Transcribe the records below exactly as they appear.

──────── RECORD SET

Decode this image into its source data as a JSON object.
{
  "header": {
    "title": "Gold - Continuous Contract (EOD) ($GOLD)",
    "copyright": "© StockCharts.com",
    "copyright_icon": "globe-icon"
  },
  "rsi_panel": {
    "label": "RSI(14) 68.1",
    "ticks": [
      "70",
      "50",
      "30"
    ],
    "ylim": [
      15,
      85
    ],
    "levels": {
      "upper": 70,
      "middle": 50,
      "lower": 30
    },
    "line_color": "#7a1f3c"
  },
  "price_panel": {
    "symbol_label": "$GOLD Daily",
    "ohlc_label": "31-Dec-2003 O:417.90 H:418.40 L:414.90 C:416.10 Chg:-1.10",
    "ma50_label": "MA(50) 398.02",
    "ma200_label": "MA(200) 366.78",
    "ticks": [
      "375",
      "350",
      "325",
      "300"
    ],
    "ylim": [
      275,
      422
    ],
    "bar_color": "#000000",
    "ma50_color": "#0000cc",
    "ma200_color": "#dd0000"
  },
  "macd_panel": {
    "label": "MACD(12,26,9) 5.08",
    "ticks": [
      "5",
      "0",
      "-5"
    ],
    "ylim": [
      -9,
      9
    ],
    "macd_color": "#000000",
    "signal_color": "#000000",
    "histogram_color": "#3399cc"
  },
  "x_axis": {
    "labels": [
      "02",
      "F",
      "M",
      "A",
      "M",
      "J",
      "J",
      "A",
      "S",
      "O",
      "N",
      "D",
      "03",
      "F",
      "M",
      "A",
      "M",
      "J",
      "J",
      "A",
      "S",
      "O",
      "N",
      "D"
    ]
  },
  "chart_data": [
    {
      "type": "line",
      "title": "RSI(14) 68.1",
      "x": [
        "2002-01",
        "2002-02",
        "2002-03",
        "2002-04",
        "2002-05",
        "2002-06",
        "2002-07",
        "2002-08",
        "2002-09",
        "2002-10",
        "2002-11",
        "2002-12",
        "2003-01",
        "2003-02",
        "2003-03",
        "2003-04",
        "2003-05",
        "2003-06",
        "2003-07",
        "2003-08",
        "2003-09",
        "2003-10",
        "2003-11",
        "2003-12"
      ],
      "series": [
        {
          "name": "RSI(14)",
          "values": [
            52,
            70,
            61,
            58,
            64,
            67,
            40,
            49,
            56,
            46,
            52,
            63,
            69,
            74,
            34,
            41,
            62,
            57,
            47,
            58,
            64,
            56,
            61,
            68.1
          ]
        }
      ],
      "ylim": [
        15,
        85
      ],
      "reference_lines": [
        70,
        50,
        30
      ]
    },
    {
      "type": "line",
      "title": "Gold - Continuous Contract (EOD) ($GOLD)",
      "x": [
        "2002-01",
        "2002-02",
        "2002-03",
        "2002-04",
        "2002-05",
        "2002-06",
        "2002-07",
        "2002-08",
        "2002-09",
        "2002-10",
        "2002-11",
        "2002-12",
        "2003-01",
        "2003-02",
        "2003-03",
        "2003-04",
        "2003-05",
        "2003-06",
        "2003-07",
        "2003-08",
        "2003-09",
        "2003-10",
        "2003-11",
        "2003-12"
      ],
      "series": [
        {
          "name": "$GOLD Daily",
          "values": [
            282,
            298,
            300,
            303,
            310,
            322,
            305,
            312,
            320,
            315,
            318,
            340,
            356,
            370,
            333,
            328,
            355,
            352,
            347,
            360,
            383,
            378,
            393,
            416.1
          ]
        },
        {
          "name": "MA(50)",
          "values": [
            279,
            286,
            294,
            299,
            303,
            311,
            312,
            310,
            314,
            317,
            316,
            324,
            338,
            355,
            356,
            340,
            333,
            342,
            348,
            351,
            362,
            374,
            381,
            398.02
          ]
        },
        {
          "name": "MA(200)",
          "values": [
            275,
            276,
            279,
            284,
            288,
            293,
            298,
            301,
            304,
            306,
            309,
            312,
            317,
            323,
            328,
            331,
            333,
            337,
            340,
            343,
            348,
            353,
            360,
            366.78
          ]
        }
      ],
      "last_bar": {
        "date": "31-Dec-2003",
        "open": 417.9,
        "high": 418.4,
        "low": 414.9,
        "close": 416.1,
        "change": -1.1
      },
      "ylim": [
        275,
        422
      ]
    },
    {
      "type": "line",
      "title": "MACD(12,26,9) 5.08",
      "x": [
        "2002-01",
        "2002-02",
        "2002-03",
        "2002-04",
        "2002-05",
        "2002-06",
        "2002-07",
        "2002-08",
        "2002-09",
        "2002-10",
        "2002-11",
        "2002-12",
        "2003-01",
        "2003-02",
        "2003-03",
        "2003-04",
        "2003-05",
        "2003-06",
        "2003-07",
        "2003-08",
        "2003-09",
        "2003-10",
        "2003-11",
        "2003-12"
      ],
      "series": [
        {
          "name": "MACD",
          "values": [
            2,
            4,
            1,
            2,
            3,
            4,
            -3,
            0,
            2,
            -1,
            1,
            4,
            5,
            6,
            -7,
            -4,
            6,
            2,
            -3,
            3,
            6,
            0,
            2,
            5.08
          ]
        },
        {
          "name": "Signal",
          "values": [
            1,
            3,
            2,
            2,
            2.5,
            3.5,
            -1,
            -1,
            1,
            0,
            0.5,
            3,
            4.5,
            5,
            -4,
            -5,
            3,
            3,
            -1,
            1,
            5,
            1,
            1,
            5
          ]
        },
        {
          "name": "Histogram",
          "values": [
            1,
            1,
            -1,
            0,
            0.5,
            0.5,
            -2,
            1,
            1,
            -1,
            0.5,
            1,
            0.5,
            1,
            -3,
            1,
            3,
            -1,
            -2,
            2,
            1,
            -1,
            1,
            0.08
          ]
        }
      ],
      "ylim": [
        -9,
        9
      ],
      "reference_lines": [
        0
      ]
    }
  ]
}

────────────────

WRITTEN RESPONSE:
Decode this image into its source data as a JSON object.
{
  "header": {
    "title": "Gold - Continuous Contract (EOD) ($GOLD)",
    "copyright": "© StockCharts.com",
    "copyright_icon": "globe-icon"
  },
  "rsi_panel": {
    "label": "RSI(14) 68.1",
    "ticks": [
      "70",
      "50",
      "30"
    ],
    "ylim": [
      15,
      85
    ],
    "levels": {
      "upper": 70,
      "middle": 50,
      "lower": 30
    },
    "line_color": "#7a1f3c"
  },
  "price_panel": {
    "symbol_label": "$GOLD Daily",
    "ohlc_label": "31-Dec-2003 O:417.90 H:418.40 L:414.90 C:416.10 Chg:-1.10",
    "ma50_label": "MA(50) 398.02",
    "ma200_label": "MA(200) 366.78",
    "ticks": [
      "375",
      "350",
      "325",
      "300"
    ],
    "ylim": [
      275,
      422
    ],
    "bar_color": "#000000",
    "ma50_color": "#0000cc",
    "ma200_color": "#dd0000"
  },
  "macd_panel": {
    "label": "MACD(12,26,9) 5.08",
    "ticks": [
      "5",
      "0",
      "-5"
    ],
    "ylim": [
      -9,
      9
    ],
    "macd_color": "#000000",
    "signal_color": "#000000",
    "histogram_color": "#3399cc"
  },
  "x_axis": {
    "labels": [
      "02",
      "F",
      "M",
      "A",
      "M",
      "J",
      "J",
      "A",
      "S",
      "O",
      "N",
      "D",
      "03",
      "F",
      "M",
      "A",
      "M",
      "J",
      "J",
      "A",
      "S",
      "O",
      "N",
      "D"
    ]
  },
  "chart_data": [
    {
      "type": "line",
      "title": "RSI(14) 68.1",
      "x": [
        "2002-01",
        "2002-02",
        "2002-03",
        "2002-04",
        "2002-05",
        "2002-06",
        "2002-07",
        "2002-08",
        "2002-09",
        "2002-10",
        "2002-11",
        "2002-12",
        "2003-01",
        "2003-02",
        "2003-03",
        "2003-04",
        "2003-05",
        "2003-06",
        "2003-07",
        "2003-08",
        "2003-09",
        "2003-10",
        "2003-11",
        "2003-12"
      ],
      "series": [
        {
          "name": "RSI(14)",
          "values": [
            52,
            70,
            61,
            58,
            64,
            67,
            40,
            49,
            56,
            46,
            52,
            63,
            69,
            74,
            34,
            41,
            62,
            57,
            47,
            58,
            64,
            56,
            61,
            68.1
          ]
        }
      ],
      "ylim": [
        15,
        85
      ],
      "reference_lines": [
        70,
        50,
        30
      ]
    },
    {
      "type": "line",
      "title": "Gold - Continuous Contract (EOD) ($GOLD)",
      "x": [
        "2002-01",
        "2002-02",
        "2002-03",
        "2002-04",
        "2002-05",
        "2002-06",
        "2002-07",
        "2002-08",
        "2002-09",
        "2002-10",
        "2002-11",
        "2002-12",
        "2003-01",
        "2003-02",
        "2003-03",
        "2003-04",
        "2003-05",
        "2003-06",
        "2003-07",
        "2003-08",
        "2003-09",
        "2003-10",
        "2003-11",
        "2003-12"
      ],
      "series": [
        {
          "name": "$GOLD Daily",
          "values": [
            282,
            298,
            300,
            303,
            310,
            322,
            305,
            312,
            320,
            315,
            318,
            340,
            356,
            370,
            333,
            328,
            355,
            352,
            347,
            360,
            383,
            378,
            393,
            416.1
          ]
        },
        {
          "name": "MA(50)",
          "values": [
            279,
            286,
            294,
            299,
            303,
            311,
            312,
            310,
            314,
            317,
            316,
            324,
            338,
            355,
            356,
            340,
            333,
            342,
            348,
            351,
            362,
            374,
            381,
            398.02
          ]
        },
        {
          "name": "MA(200)",
          "values": [
            275,
            276,
            279,
            284,
            288,
            293,
            298,
            301,
            304,
            306,
            309,
            312,
            317,
            323,
            328,
            331,
            333,
            337,
            340,
            343,
            348,
            353,
            360,
            366.78
          ]
        }
      ],
      "last_bar": {
        "date": "31-Dec-2003",
        "open": 417.9,
        "high": 418.4,
        "low": 414.9,
        "close": 416.1,
        "change": -1.1
      },
      "ylim": [
        275,
        422
      ]
    },
    {
      "type": "line",
      "title": "MACD(12,26,9) 5.08",
      "x": [
        "2002-01",
        "2002-02",
        "2002-03",
        "2002-04",
        "2002-05",
        "2002-06",
        "2002-07",
        "2002-08",
        "2002-09",
        "2002-10",
        "2002-11",
        "2002-12",
        "2003-01",
        "2003-02",
        "2003-03",
        "2003-04",
        "2003-05",
        "2003-06",
        "2003-07",
        "2003-08",
        "2003-09",
        "2003-10",
        "2003-11",
        "2003-12"
      ],
      "series": [
        {
          "name": "MACD",
          "values": [
            2,
            4,
            1,
            2,
            3,
            4,
            -3,
            0,
            2,
            -1,
            1,
            4,
            5,
            6,
            -7,
            -4,
            6,
            2,
            -3,
            3,
            6,
            0,
            2,
            5.08
          ]
        },
        {
          "name": "Signal",
          "values": [
            1,
            3,
            2,
            2,
            2.5,
            3.5,
            -1,
            -1,
            1,
            0,
            0.5,
            3,
            4.5,
            5,
            -4,
            -5,
            3,
            3,
            -1,
            1,
            5,
            1,
            1,
            5
          ]
        },
        {
          "name": "Histogram",
          "values": [
            1,
            1,
            -1,
            0,
            0.5,
            0.5,
            -2,
            1,
            1,
            -1,
            0.5,
            1,
            0.5,
            1,
            -3,
            1,
            3,
            -1,
            -2,
            2,
            1,
            -1,
            1,
            0.08
          ]
        }
      ],
      "ylim": [
        -9,
        9
      ],
      "reference_lines": [
        0
      ]
    }
  ]
}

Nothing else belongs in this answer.